* Aim of the exercise *
Repeat each entry as written and leave the images out of the copy.

Extracted data entries
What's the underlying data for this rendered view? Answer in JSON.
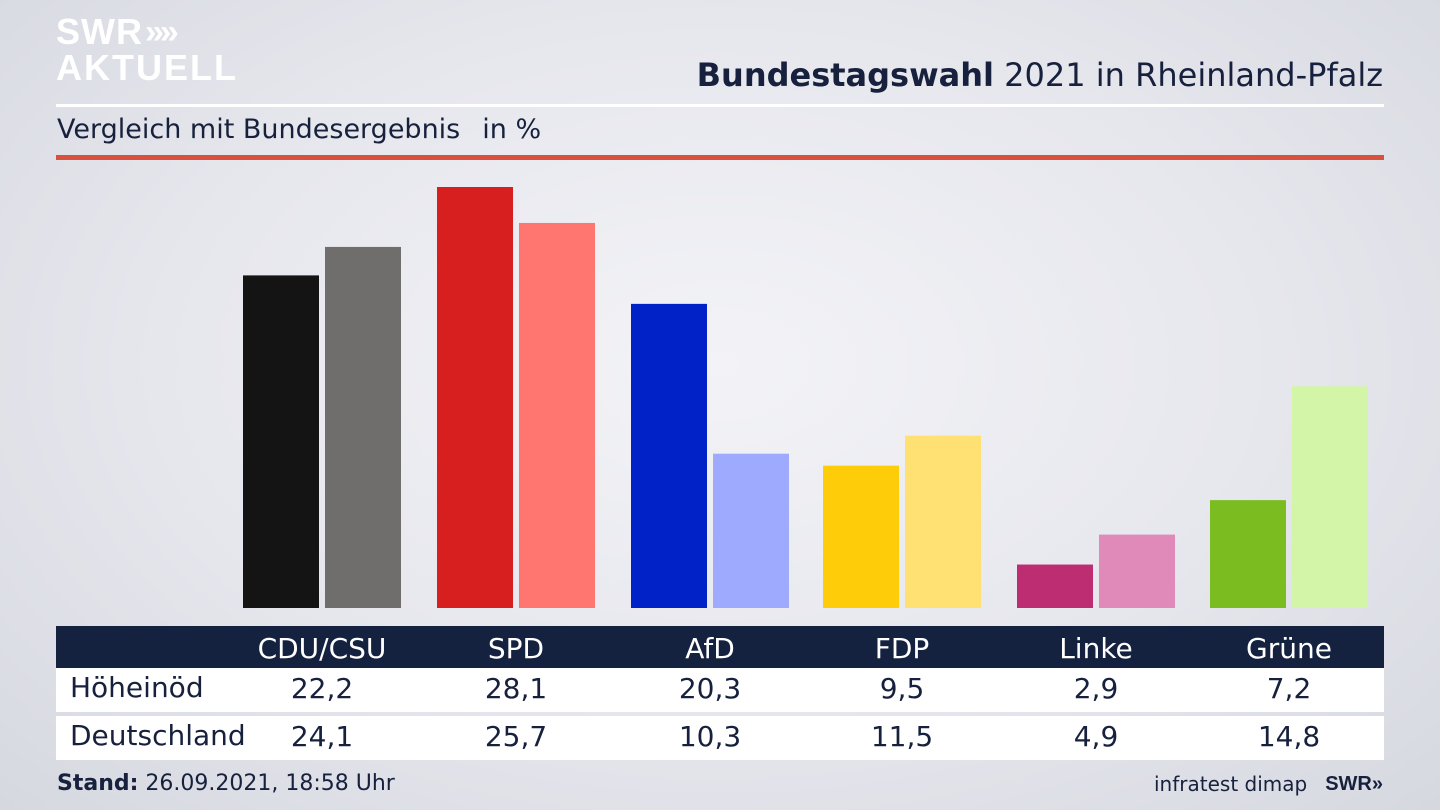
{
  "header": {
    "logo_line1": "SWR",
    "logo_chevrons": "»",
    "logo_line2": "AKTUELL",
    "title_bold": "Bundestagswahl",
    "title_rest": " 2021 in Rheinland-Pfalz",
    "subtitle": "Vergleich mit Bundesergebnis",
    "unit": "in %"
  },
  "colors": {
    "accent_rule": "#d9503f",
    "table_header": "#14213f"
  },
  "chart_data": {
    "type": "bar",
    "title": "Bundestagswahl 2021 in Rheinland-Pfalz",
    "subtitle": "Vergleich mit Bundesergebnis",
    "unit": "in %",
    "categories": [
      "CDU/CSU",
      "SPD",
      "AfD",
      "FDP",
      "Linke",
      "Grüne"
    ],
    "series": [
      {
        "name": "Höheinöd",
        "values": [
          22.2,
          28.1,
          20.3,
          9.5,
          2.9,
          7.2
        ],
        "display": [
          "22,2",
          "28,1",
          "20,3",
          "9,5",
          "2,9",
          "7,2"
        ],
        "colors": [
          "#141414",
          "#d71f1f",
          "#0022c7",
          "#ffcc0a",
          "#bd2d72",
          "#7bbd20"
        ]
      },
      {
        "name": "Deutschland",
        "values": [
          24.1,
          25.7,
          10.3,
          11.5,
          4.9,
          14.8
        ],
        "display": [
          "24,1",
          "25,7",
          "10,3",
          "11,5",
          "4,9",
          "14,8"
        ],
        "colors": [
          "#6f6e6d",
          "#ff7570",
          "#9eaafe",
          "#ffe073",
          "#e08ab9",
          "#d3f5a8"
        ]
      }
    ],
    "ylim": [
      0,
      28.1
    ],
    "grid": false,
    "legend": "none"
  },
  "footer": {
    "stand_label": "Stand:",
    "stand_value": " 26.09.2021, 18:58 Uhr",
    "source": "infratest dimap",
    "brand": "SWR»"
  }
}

* Problem solution *
What's the underlying data for this rendered view? Answer in JSON.
{
  "header": {
    "logo_line1": "SWR",
    "logo_chevrons": "»",
    "logo_line2": "AKTUELL",
    "title_bold": "Bundestagswahl",
    "title_rest": " 2021 in Rheinland-Pfalz",
    "subtitle": "Vergleich mit Bundesergebnis",
    "unit": "in %"
  },
  "colors": {
    "accent_rule": "#d9503f",
    "table_header": "#14213f"
  },
  "chart_data": {
    "type": "bar",
    "title": "Bundestagswahl 2021 in Rheinland-Pfalz",
    "subtitle": "Vergleich mit Bundesergebnis",
    "unit": "in %",
    "categories": [
      "CDU/CSU",
      "SPD",
      "AfD",
      "FDP",
      "Linke",
      "Grüne"
    ],
    "series": [
      {
        "name": "Höheinöd",
        "values": [
          22.2,
          28.1,
          20.3,
          9.5,
          2.9,
          7.2
        ],
        "display": [
          "22,2",
          "28,1",
          "20,3",
          "9,5",
          "2,9",
          "7,2"
        ],
        "colors": [
          "#141414",
          "#d71f1f",
          "#0022c7",
          "#ffcc0a",
          "#bd2d72",
          "#7bbd20"
        ]
      },
      {
        "name": "Deutschland",
        "values": [
          24.1,
          25.7,
          10.3,
          11.5,
          4.9,
          14.8
        ],
        "display": [
          "24,1",
          "25,7",
          "10,3",
          "11,5",
          "4,9",
          "14,8"
        ],
        "colors": [
          "#6f6e6d",
          "#ff7570",
          "#9eaafe",
          "#ffe073",
          "#e08ab9",
          "#d3f5a8"
        ]
      }
    ],
    "ylim": [
      0,
      28.1
    ],
    "grid": false,
    "legend": "none"
  },
  "footer": {
    "stand_label": "Stand:",
    "stand_value": " 26.09.2021, 18:58 Uhr",
    "source": "infratest dimap",
    "brand": "SWR»"
  }
}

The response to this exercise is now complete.